Count every line that has the word "второй" in it; give no more than the number.

%%

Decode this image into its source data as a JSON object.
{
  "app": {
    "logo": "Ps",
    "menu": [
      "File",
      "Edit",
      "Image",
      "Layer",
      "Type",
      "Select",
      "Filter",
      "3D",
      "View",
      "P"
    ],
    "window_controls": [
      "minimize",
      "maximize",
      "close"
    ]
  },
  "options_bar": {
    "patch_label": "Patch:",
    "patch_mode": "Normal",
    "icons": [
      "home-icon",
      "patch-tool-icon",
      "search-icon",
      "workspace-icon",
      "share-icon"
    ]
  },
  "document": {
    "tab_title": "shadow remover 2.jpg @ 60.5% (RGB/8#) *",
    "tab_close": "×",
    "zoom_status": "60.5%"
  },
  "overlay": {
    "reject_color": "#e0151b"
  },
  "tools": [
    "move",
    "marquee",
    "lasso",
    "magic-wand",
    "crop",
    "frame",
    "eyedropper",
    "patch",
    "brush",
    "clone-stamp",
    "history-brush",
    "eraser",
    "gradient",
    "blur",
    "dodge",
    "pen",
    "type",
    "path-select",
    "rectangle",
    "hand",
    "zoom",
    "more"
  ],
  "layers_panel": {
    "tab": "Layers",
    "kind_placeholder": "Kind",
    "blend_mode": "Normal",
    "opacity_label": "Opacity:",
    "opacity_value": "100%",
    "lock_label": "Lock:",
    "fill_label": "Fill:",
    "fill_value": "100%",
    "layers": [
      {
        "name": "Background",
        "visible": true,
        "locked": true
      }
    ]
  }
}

%%
%%

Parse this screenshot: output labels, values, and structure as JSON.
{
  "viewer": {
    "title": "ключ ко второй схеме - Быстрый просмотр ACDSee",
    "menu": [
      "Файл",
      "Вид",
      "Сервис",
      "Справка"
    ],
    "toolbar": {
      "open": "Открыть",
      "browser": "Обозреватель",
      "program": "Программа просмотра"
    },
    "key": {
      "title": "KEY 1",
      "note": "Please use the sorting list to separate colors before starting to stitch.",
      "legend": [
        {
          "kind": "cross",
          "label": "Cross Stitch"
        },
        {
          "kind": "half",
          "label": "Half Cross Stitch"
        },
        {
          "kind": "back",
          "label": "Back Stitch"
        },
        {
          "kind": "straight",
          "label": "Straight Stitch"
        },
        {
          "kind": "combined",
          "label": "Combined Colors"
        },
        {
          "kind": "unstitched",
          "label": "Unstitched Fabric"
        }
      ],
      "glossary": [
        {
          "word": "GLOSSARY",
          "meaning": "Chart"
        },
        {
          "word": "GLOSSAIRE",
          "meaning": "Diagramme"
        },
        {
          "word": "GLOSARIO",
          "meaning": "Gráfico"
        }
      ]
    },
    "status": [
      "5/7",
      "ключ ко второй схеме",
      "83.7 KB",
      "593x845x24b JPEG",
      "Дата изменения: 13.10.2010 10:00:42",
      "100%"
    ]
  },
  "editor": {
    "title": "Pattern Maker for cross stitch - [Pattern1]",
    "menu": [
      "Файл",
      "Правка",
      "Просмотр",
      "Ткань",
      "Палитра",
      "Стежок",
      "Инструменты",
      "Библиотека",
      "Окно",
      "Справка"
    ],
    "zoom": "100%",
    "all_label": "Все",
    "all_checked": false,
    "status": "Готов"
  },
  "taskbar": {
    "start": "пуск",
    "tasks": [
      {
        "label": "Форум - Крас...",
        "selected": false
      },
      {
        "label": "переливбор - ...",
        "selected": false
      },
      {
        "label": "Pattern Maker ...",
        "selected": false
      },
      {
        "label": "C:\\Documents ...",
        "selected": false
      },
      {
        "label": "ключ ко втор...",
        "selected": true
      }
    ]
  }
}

%%

**THE SOLUTION**
2